* begin Data shown *
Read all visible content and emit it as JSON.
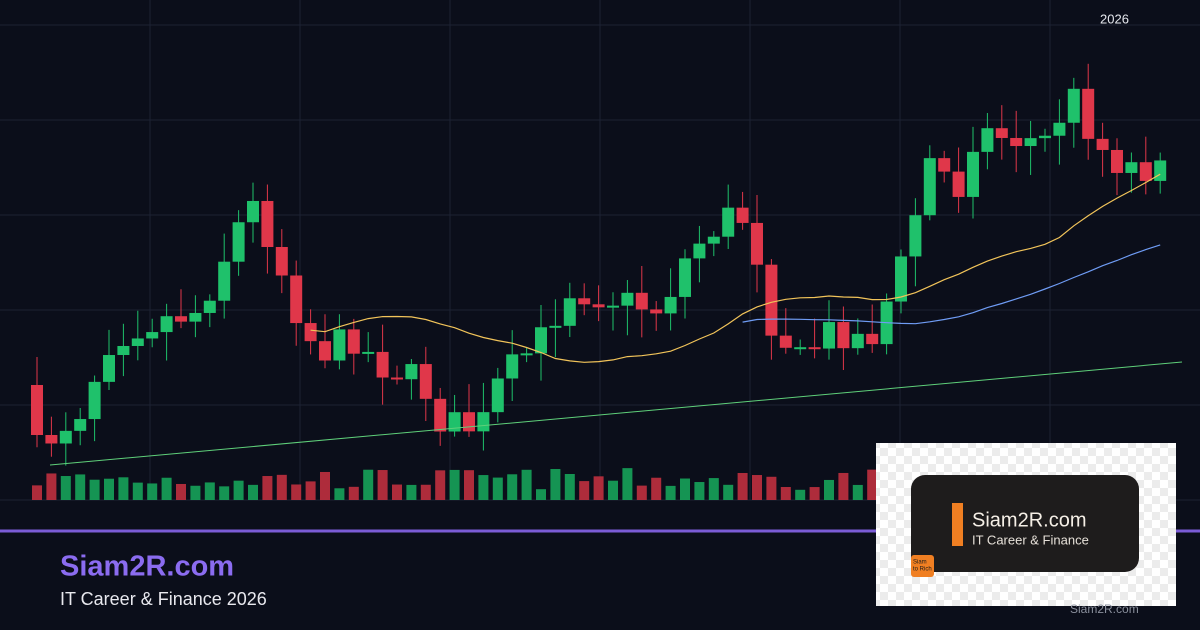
{
  "header": {
    "year": "2026"
  },
  "brand": {
    "title": "Siam2R.com",
    "subtitle": "IT Career & Finance 2026"
  },
  "logo": {
    "title": "Siam2R.com",
    "subtitle": "IT Career & Finance",
    "icon": [
      "Siam",
      "to Rich"
    ]
  },
  "footer": "Siam2R.com"
}
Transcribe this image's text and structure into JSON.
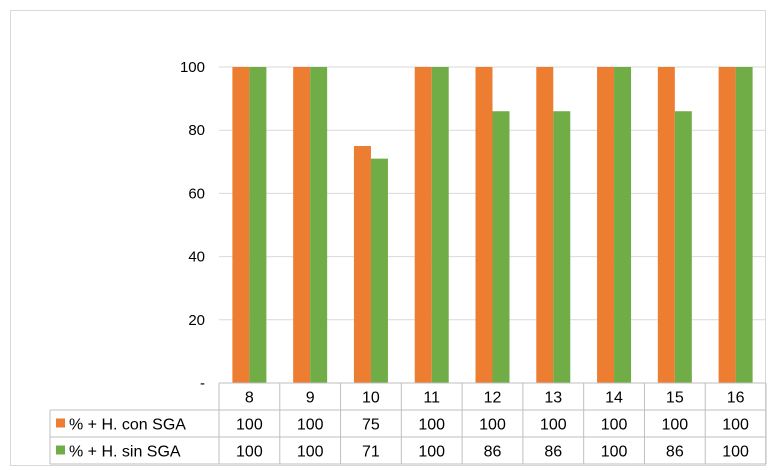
{
  "chart_data": {
    "type": "bar",
    "categories": [
      "8",
      "9",
      "10",
      "11",
      "12",
      "13",
      "14",
      "15",
      "16"
    ],
    "series": [
      {
        "name": "% + H. con SGA",
        "color": "#ed7d31",
        "values": [
          100,
          100,
          75,
          100,
          100,
          100,
          100,
          100,
          100
        ]
      },
      {
        "name": "% + H. sin SGA",
        "color": "#70ad47",
        "values": [
          100,
          100,
          71,
          100,
          86,
          86,
          100,
          86,
          100
        ]
      }
    ],
    "yticks": [
      "-",
      "20",
      "40",
      "60",
      "80",
      "100"
    ],
    "ylim": [
      0,
      100
    ],
    "grid": true,
    "legend": "data-table",
    "title": "",
    "xlabel": "",
    "ylabel": ""
  }
}
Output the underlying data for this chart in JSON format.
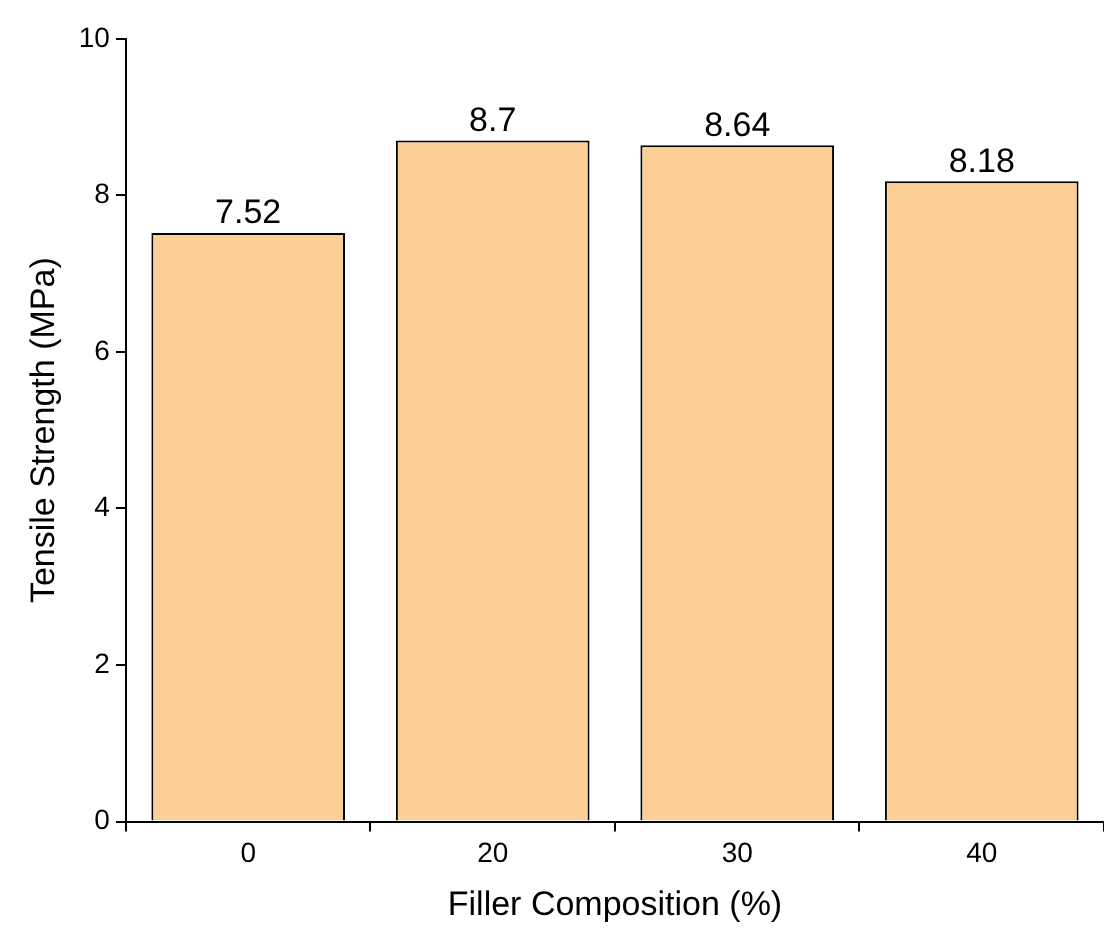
{
  "chart_data": {
    "type": "bar",
    "xlabel": "Filler Composition (%)",
    "ylabel": "Tensile Strength (MPa)",
    "categories": [
      "0",
      "20",
      "30",
      "40"
    ],
    "values": [
      7.52,
      8.7,
      8.64,
      8.18
    ],
    "color": "#fccf97",
    "ylim": [
      0,
      10
    ],
    "yticks": [
      0,
      2,
      4,
      6,
      8,
      10
    ],
    "grid": false,
    "legend": false,
    "data_labels": true
  }
}
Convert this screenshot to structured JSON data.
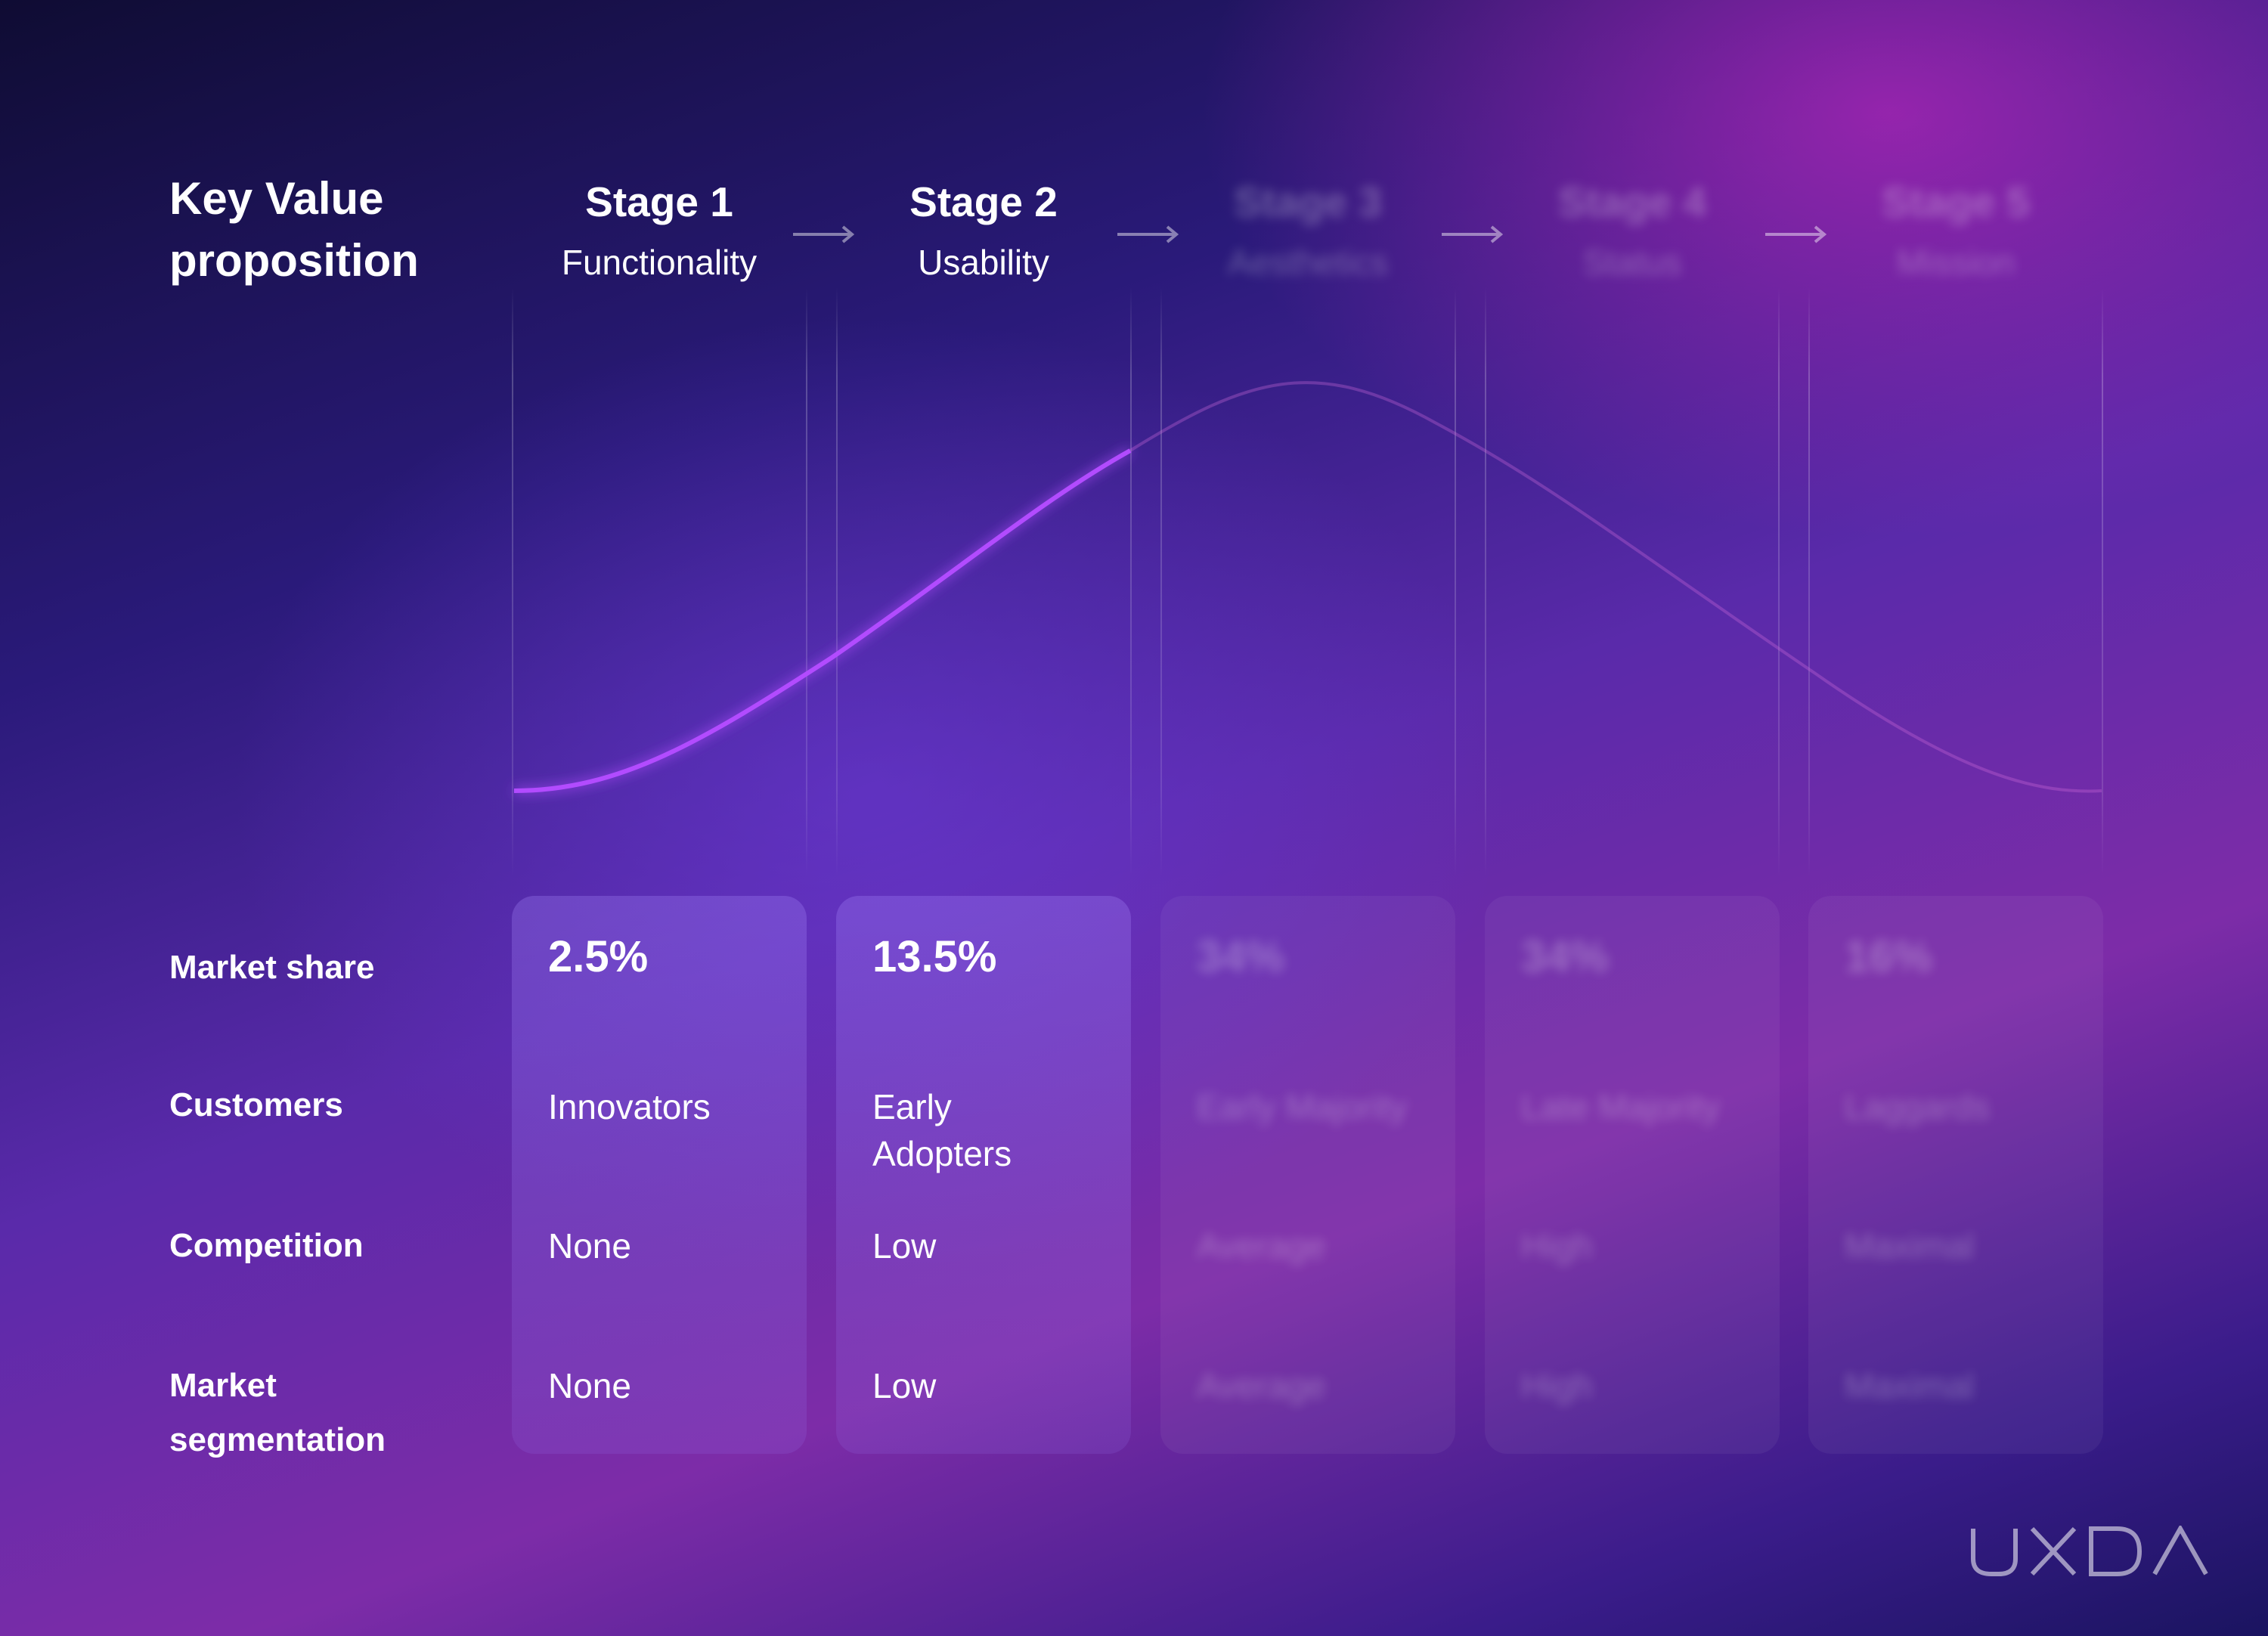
{
  "header": {
    "title_line1": "Key Value",
    "title_line2": "proposition"
  },
  "stages": [
    {
      "name": "Stage 1",
      "value": "Functionality",
      "market_share": "2.5%",
      "customers": "Innovators",
      "competition": "None",
      "segmentation": "None"
    },
    {
      "name": "Stage 2",
      "value": "Usability",
      "market_share": "13.5%",
      "customers": "Early Adopters",
      "competition": "Low",
      "segmentation": "Low"
    },
    {
      "name": "Stage 3",
      "value": "Aesthetics",
      "market_share": "34%",
      "customers": "Early Majority",
      "competition": "Average",
      "segmentation": "Average"
    },
    {
      "name": "Stage 4",
      "value": "Status",
      "market_share": "34%",
      "customers": "Late Majority",
      "competition": "High",
      "segmentation": "High"
    },
    {
      "name": "Stage 5",
      "value": "Mission",
      "market_share": "16%",
      "customers": "Laggards",
      "competition": "Maximal",
      "segmentation": "Maximal"
    }
  ],
  "rows": {
    "market_share": "Market share",
    "customers": "Customers",
    "competition": "Competition",
    "segmentation_line1": "Market",
    "segmentation_line2": "segmentation"
  },
  "logo": {
    "text": "UXDA"
  },
  "colors": {
    "curve_active": "#b24cff",
    "curve_faded": "#c86ad8"
  }
}
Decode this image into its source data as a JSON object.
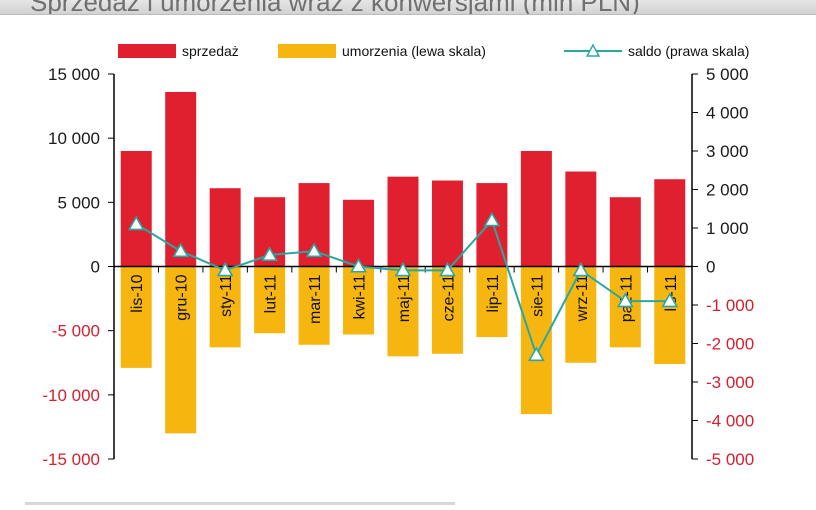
{
  "title": "Sprzedaż i umorzenia wraz z konwersjami (mln PLN)",
  "chart_data": {
    "type": "bar",
    "categories": [
      "lis-10",
      "gru-10",
      "sty-11",
      "lut-11",
      "mar-11",
      "kwi-11",
      "maj-11",
      "cze-11",
      "lip-11",
      "sie-11",
      "wrz-11",
      "paź-11",
      "lis-11"
    ],
    "series": [
      {
        "name": "sprzedaż",
        "type": "bar",
        "axis": "left",
        "values": [
          9000,
          13600,
          6100,
          5400,
          6500,
          5200,
          7000,
          6700,
          6500,
          9000,
          7400,
          5400,
          6800
        ]
      },
      {
        "name": "umorzenia (lewa skala)",
        "type": "bar",
        "axis": "left",
        "values": [
          -7900,
          -13000,
          -6300,
          -5200,
          -6100,
          -5300,
          -7000,
          -6800,
          -5500,
          -11500,
          -7500,
          -6300,
          -7600
        ]
      },
      {
        "name": "saldo (prawa skala)",
        "type": "line",
        "axis": "right",
        "values": [
          1100,
          400,
          -100,
          300,
          400,
          0,
          -100,
          -100,
          1200,
          -2300,
          -100,
          -900,
          -900
        ]
      }
    ],
    "left_axis": {
      "min": -15000,
      "max": 15000,
      "ticks": [
        15000,
        10000,
        5000,
        0,
        -5000,
        -10000,
        -15000
      ],
      "tick_labels": [
        "15 000",
        "10 000",
        "5 000",
        "0",
        "-5 000",
        "-10 000",
        "-15 000"
      ]
    },
    "right_axis": {
      "min": -5000,
      "max": 5000,
      "ticks": [
        5000,
        4000,
        3000,
        2000,
        1000,
        0,
        -1000,
        -2000,
        -3000,
        -4000,
        -5000
      ],
      "tick_labels": [
        "5 000",
        "4 000",
        "3 000",
        "2 000",
        "1 000",
        "0",
        "-1 000",
        "-2 000",
        "-3 000",
        "-4 000",
        "-5 000"
      ]
    },
    "legend_position": "top",
    "grid": false,
    "colors": {
      "sprzedaz": "#e0202f",
      "umorzenia": "#f6b60f",
      "saldo": "#2aa7a3",
      "negative_tick_text": "#d4202f",
      "positive_tick_text": "#1a1a1a"
    }
  }
}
* end Data shown *
> _Goal of the exercise_: Show the lines of the records that include the string "subtitle".

> _Answer to the task_:
    "subtitle": "IT Career & Finance 2026"
    "subtitle": "IT Career & Finance",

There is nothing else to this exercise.